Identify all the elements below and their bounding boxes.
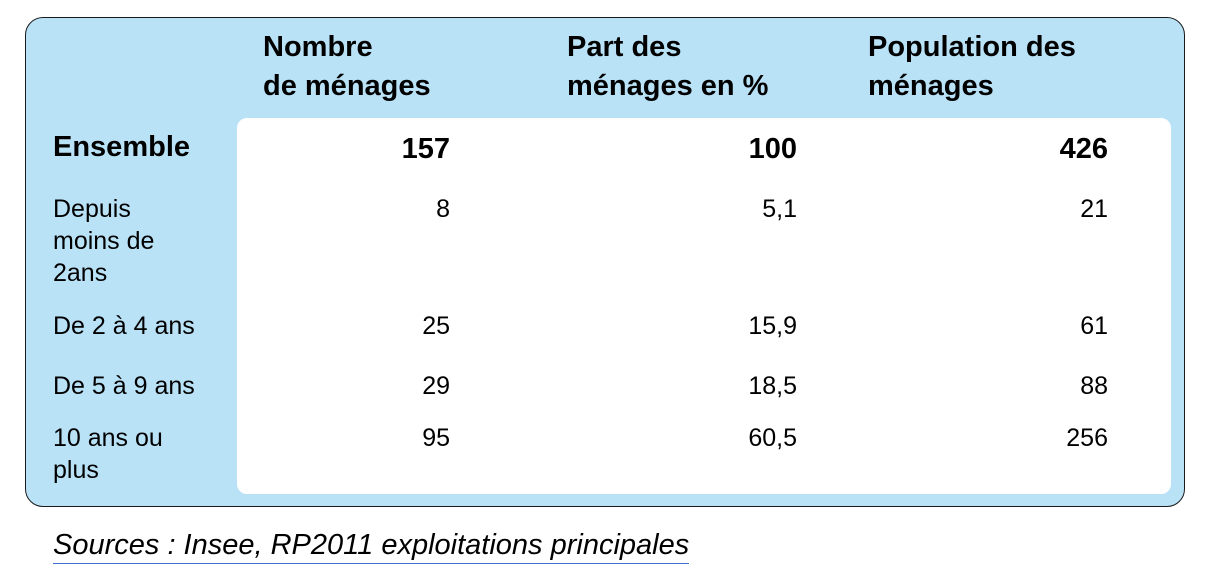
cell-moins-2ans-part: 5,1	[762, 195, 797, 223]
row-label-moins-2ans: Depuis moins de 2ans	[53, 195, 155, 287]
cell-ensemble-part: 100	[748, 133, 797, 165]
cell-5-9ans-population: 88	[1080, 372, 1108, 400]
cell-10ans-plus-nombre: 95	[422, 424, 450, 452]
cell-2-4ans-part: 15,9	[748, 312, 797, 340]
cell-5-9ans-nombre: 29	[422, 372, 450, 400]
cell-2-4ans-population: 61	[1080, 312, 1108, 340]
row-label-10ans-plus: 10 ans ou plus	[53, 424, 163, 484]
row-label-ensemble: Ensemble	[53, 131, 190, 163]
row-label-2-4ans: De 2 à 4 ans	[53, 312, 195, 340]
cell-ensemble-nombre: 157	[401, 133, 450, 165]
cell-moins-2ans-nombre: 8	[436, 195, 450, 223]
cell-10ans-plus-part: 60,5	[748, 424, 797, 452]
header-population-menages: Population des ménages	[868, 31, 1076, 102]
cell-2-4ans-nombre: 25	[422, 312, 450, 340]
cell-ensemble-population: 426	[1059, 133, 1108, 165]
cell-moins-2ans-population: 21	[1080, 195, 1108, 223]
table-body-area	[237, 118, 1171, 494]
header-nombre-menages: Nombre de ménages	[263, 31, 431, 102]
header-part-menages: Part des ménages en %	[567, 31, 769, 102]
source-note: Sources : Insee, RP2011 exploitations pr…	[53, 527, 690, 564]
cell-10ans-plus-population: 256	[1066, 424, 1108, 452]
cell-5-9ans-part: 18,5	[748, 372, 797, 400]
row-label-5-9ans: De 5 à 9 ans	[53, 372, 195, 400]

**What you are asked to do**
Rewrite the entries above with every "ménages" changed to "foyers" and everything else kept the same. Leave out the pictures.

**Result for this exercise**
Identify all the elements below and their bounding boxes.
cell-moins-2ans-part: 5,1	[762, 195, 797, 223]
row-label-moins-2ans: Depuis moins de 2ans	[53, 195, 155, 287]
cell-ensemble-part: 100	[748, 133, 797, 165]
cell-5-9ans-population: 88	[1080, 372, 1108, 400]
cell-10ans-plus-nombre: 95	[422, 424, 450, 452]
cell-2-4ans-part: 15,9	[748, 312, 797, 340]
cell-5-9ans-nombre: 29	[422, 372, 450, 400]
cell-2-4ans-population: 61	[1080, 312, 1108, 340]
row-label-10ans-plus: 10 ans ou plus	[53, 424, 163, 484]
row-label-ensemble: Ensemble	[53, 131, 190, 163]
row-label-2-4ans: De 2 à 4 ans	[53, 312, 195, 340]
cell-ensemble-nombre: 157	[401, 133, 450, 165]
cell-moins-2ans-nombre: 8	[436, 195, 450, 223]
cell-10ans-plus-part: 60,5	[748, 424, 797, 452]
header-population-menages: Population des foyers	[868, 31, 1076, 102]
cell-2-4ans-nombre: 25	[422, 312, 450, 340]
cell-ensemble-population: 426	[1059, 133, 1108, 165]
cell-moins-2ans-population: 21	[1080, 195, 1108, 223]
table-body-area	[237, 118, 1171, 494]
header-nombre-menages: Nombre de foyers	[263, 31, 431, 102]
header-part-menages: Part des foyers en %	[567, 31, 769, 102]
source-note: Sources : Insee, RP2011 exploitations pr…	[53, 527, 690, 564]
cell-10ans-plus-population: 256	[1066, 424, 1108, 452]
cell-5-9ans-part: 18,5	[748, 372, 797, 400]
row-label-5-9ans: De 5 à 9 ans	[53, 372, 195, 400]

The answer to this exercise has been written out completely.